Stored records:
⟨

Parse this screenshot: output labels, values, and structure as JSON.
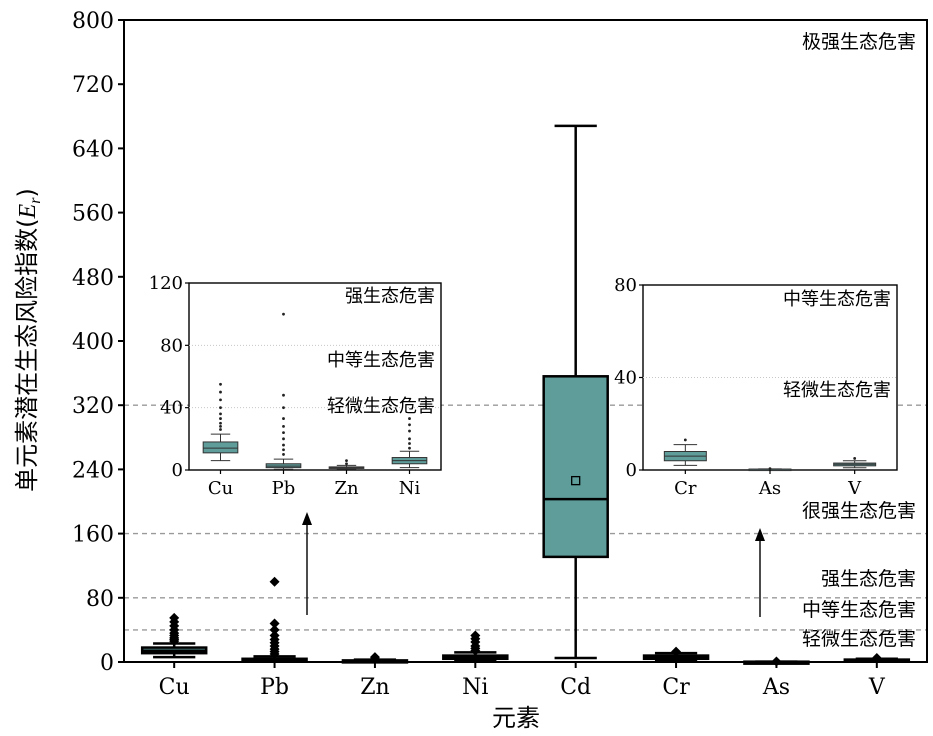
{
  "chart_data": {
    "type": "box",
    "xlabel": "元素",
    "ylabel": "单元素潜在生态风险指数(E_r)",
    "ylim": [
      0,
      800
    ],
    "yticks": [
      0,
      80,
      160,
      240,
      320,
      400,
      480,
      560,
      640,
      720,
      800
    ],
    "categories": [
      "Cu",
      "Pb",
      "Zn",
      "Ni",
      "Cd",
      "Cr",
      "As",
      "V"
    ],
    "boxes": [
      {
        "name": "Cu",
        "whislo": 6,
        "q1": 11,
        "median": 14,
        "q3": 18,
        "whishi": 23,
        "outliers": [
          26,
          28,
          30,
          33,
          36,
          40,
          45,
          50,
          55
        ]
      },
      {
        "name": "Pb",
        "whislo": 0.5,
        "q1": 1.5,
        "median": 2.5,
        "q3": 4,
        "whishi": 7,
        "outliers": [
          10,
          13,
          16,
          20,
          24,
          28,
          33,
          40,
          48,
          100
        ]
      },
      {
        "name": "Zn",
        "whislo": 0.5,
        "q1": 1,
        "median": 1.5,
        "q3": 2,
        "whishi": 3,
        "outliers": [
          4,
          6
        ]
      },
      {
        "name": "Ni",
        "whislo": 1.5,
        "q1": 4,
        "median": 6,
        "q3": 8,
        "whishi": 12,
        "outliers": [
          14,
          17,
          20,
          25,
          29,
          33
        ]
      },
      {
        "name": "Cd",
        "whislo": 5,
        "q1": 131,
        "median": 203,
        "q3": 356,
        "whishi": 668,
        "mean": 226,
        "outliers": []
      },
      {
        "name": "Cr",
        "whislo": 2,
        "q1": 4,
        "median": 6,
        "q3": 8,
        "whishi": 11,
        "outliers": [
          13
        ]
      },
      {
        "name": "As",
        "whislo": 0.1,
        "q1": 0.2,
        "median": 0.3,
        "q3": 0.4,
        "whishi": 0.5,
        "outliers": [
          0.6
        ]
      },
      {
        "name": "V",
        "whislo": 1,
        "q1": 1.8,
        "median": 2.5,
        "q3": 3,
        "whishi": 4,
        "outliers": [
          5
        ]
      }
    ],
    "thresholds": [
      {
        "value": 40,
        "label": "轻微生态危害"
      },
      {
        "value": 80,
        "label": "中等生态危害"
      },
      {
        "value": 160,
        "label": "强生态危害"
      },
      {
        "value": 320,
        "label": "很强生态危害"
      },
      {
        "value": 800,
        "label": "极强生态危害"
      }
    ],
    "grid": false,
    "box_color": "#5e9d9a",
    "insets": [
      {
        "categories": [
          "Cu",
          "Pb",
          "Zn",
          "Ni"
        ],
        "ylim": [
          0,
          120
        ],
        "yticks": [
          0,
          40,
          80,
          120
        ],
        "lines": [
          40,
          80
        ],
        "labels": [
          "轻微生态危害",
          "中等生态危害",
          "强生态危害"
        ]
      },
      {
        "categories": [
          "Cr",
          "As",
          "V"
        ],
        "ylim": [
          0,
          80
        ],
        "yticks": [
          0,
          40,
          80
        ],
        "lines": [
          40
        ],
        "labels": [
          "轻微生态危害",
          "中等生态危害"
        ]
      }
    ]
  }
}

⟩

▶ **The problem**
Quote the records in their entirety, keeping the wording exact and excluding pictures.

▶ **Correct output**
Parse this screenshot: output labels, values, and structure as JSON.
{
  "chart_data": {
    "type": "box",
    "xlabel": "元素",
    "ylabel": "单元素潜在生态风险指数(E_r)",
    "ylim": [
      0,
      800
    ],
    "yticks": [
      0,
      80,
      160,
      240,
      320,
      400,
      480,
      560,
      640,
      720,
      800
    ],
    "categories": [
      "Cu",
      "Pb",
      "Zn",
      "Ni",
      "Cd",
      "Cr",
      "As",
      "V"
    ],
    "boxes": [
      {
        "name": "Cu",
        "whislo": 6,
        "q1": 11,
        "median": 14,
        "q3": 18,
        "whishi": 23,
        "outliers": [
          26,
          28,
          30,
          33,
          36,
          40,
          45,
          50,
          55
        ]
      },
      {
        "name": "Pb",
        "whislo": 0.5,
        "q1": 1.5,
        "median": 2.5,
        "q3": 4,
        "whishi": 7,
        "outliers": [
          10,
          13,
          16,
          20,
          24,
          28,
          33,
          40,
          48,
          100
        ]
      },
      {
        "name": "Zn",
        "whislo": 0.5,
        "q1": 1,
        "median": 1.5,
        "q3": 2,
        "whishi": 3,
        "outliers": [
          4,
          6
        ]
      },
      {
        "name": "Ni",
        "whislo": 1.5,
        "q1": 4,
        "median": 6,
        "q3": 8,
        "whishi": 12,
        "outliers": [
          14,
          17,
          20,
          25,
          29,
          33
        ]
      },
      {
        "name": "Cd",
        "whislo": 5,
        "q1": 131,
        "median": 203,
        "q3": 356,
        "whishi": 668,
        "mean": 226,
        "outliers": []
      },
      {
        "name": "Cr",
        "whislo": 2,
        "q1": 4,
        "median": 6,
        "q3": 8,
        "whishi": 11,
        "outliers": [
          13
        ]
      },
      {
        "name": "As",
        "whislo": 0.1,
        "q1": 0.2,
        "median": 0.3,
        "q3": 0.4,
        "whishi": 0.5,
        "outliers": [
          0.6
        ]
      },
      {
        "name": "V",
        "whislo": 1,
        "q1": 1.8,
        "median": 2.5,
        "q3": 3,
        "whishi": 4,
        "outliers": [
          5
        ]
      }
    ],
    "thresholds": [
      {
        "value": 40,
        "label": "轻微生态危害"
      },
      {
        "value": 80,
        "label": "中等生态危害"
      },
      {
        "value": 160,
        "label": "强生态危害"
      },
      {
        "value": 320,
        "label": "很强生态危害"
      },
      {
        "value": 800,
        "label": "极强生态危害"
      }
    ],
    "grid": false,
    "box_color": "#5e9d9a",
    "insets": [
      {
        "categories": [
          "Cu",
          "Pb",
          "Zn",
          "Ni"
        ],
        "ylim": [
          0,
          120
        ],
        "yticks": [
          0,
          40,
          80,
          120
        ],
        "lines": [
          40,
          80
        ],
        "labels": [
          "轻微生态危害",
          "中等生态危害",
          "强生态危害"
        ]
      },
      {
        "categories": [
          "Cr",
          "As",
          "V"
        ],
        "ylim": [
          0,
          80
        ],
        "yticks": [
          0,
          40,
          80
        ],
        "lines": [
          40
        ],
        "labels": [
          "轻微生态危害",
          "中等生态危害"
        ]
      }
    ]
  }
}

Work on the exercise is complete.